Arthur Onslow bigraphy, stories - Speaker of the British House of Commons

Arthur Onslow : biography

1 October 1691 - 17 February 1768

Arthur Onslow (1 October 1691 – 17 February 1768) was an English politician. He set a record for length of service when repeatedly elected to serve as Speaker of the House of Commons, where he was known for his integrity.

Early life and education

Onslow was born in Kensington, the elder son of Foot Onslow (died 1710) and his wife Susannah née Anlaby. He was educated at The Royal Grammar School, Guildford and Winchester College and matriculated at Wadham College, Oxford in 1708, although he took no degree. He was called to the bar at the Middle Temple in 1713, but had no great practice in law.

Career

When George I came to the throne, Onslow's uncle Sir Richard Onslow was appointed Chancellor of the Exchequer. Arthur became his private secretary. When Richard left office in 1715, Arthur obtained a place as receiver general of the Post Office. He became recorder of Guildford in 1719. As his Post Office position was not compatible with a parliamentary seat, he passed it on to his younger brother Richard when he entered Parliament in 1720 for Guildford.

Rows from a dataset
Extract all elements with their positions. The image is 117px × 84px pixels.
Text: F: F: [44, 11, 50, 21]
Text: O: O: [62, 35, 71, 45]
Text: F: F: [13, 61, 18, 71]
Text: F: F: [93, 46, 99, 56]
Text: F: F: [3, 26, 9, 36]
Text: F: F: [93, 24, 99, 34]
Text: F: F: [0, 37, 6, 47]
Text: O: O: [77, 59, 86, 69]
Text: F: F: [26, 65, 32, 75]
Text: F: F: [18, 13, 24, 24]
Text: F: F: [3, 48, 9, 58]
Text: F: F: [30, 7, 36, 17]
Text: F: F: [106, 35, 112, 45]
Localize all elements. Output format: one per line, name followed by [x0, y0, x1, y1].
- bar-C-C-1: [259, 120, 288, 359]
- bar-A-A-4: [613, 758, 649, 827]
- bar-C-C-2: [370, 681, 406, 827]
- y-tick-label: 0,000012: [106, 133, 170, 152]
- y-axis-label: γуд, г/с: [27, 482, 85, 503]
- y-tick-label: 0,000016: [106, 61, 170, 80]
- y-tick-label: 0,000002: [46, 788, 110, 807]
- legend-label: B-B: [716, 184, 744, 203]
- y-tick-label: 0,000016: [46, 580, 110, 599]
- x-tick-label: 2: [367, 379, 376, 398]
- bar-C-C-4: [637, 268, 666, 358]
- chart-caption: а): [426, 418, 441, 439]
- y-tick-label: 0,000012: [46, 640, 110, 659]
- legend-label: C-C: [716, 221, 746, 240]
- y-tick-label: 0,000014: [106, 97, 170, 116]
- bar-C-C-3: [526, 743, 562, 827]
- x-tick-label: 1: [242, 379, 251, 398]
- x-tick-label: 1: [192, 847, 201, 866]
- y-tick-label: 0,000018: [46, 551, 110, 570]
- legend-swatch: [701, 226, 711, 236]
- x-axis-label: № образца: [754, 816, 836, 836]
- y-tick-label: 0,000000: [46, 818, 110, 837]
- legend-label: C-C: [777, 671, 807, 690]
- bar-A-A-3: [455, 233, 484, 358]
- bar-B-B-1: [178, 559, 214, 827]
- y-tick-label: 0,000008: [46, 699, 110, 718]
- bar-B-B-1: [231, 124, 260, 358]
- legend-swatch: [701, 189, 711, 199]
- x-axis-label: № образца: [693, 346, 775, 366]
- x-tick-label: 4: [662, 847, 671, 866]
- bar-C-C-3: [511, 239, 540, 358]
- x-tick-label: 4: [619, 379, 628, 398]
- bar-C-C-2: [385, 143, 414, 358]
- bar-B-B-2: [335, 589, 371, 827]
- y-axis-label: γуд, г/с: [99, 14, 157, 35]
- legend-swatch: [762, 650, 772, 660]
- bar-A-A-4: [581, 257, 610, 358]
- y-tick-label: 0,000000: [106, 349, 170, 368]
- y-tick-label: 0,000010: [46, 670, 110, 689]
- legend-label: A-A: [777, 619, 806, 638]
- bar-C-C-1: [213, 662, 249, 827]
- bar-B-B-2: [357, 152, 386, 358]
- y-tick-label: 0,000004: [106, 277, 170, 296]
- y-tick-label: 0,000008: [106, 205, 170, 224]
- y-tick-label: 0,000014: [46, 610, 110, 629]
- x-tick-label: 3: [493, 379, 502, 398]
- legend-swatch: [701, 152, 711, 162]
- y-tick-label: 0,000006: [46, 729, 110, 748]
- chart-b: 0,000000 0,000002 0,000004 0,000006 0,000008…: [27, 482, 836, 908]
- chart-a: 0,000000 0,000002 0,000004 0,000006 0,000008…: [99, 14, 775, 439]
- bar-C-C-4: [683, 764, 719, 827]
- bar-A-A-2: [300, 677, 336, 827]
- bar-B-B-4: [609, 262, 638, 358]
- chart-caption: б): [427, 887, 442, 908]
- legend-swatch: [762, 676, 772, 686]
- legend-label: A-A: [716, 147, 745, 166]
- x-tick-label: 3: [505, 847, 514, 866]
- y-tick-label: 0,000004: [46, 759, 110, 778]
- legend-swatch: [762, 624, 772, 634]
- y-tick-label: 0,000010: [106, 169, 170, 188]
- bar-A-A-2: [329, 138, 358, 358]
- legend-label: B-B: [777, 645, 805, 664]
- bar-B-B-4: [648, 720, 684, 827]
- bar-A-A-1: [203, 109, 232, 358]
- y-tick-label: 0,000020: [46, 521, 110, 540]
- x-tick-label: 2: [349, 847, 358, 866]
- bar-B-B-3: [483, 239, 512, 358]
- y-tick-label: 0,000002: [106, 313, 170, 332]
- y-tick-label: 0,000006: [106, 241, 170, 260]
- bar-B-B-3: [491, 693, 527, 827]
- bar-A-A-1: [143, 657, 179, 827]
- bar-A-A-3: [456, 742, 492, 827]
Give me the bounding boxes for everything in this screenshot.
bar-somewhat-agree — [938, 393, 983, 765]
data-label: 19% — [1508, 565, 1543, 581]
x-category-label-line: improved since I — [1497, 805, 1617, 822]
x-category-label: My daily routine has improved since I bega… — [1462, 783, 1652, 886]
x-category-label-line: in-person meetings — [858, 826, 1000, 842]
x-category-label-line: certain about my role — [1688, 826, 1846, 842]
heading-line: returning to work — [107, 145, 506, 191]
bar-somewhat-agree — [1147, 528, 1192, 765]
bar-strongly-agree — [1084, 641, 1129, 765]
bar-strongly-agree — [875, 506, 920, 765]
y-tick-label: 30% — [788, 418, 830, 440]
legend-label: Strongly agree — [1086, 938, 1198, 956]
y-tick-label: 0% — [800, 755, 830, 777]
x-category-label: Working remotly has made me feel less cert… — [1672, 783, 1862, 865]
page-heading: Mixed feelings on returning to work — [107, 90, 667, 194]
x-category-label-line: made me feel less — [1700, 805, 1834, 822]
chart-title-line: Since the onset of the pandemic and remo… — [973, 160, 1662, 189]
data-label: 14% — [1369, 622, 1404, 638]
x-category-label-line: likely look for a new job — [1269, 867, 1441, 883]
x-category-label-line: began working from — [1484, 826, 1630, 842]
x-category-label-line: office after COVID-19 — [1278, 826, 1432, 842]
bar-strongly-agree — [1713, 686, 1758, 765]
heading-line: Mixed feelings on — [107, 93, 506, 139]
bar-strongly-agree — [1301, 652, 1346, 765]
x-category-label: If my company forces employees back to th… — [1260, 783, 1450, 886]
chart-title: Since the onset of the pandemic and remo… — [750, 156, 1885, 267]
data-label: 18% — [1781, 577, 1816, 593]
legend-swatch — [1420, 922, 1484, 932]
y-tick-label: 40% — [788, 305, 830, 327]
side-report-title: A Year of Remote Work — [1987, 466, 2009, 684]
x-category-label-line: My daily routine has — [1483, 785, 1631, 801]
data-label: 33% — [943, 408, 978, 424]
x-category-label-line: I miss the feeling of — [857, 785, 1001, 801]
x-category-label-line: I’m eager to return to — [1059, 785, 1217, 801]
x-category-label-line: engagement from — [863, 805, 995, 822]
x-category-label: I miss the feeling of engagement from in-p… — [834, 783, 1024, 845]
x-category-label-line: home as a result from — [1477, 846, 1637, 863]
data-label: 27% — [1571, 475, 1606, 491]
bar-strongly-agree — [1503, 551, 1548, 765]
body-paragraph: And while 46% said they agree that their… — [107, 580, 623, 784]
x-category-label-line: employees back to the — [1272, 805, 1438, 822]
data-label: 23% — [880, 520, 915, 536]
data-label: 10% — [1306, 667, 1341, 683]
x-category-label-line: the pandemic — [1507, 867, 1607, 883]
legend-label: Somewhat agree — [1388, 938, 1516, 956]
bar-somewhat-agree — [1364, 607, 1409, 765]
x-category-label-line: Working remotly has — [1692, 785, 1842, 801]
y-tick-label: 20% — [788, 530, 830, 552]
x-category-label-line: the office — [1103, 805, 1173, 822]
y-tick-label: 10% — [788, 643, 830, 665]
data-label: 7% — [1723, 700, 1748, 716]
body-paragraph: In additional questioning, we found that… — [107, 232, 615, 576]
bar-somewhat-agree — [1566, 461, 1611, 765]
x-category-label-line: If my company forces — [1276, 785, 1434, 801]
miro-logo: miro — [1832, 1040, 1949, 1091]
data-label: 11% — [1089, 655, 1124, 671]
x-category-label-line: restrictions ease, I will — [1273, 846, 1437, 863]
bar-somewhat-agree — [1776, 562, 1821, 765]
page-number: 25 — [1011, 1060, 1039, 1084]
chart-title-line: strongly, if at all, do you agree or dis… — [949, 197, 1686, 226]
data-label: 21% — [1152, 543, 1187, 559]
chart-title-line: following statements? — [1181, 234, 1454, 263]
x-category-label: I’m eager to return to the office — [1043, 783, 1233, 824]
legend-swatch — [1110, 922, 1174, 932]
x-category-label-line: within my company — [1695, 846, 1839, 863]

* * *

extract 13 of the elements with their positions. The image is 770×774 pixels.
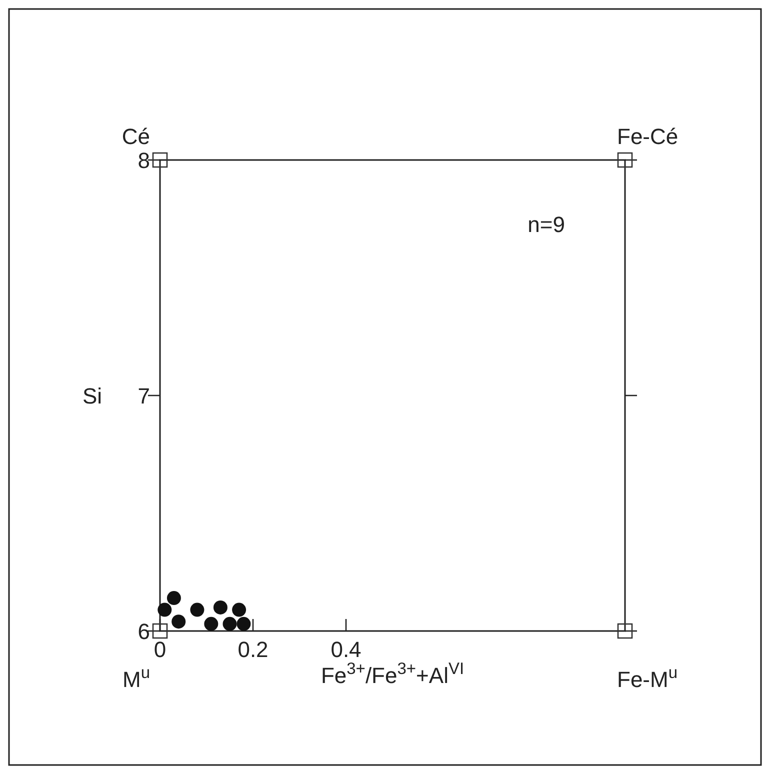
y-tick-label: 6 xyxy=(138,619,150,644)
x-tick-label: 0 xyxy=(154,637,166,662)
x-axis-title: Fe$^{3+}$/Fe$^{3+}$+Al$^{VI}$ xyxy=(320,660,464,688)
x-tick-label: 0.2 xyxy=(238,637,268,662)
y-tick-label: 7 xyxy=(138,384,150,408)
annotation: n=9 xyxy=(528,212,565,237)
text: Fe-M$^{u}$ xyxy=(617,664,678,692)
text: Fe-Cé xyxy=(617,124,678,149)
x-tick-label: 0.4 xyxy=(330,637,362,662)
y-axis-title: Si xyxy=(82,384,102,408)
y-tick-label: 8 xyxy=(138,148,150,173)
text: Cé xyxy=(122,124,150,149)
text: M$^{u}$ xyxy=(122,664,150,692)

WHAT YOU NEED TO DO:
1/ Using the Arthur Onslow biography, list the schools and colleges it says he attended.
2/ Pick out each line in the rows that contains the string "their", with case counting toward a match.

FULL ANSWERS:
1/ The Royal Grammar School, Guildford; Winchester College; Wadham College, Oxford

2/
Extract all elements with their positions. The image is 117px × 84px pixels.
body-paragraph: And while 46% said they agree that their… — [107, 580, 623, 784]
extract 13 of the elements with their positions. The image is 770×774 pixels.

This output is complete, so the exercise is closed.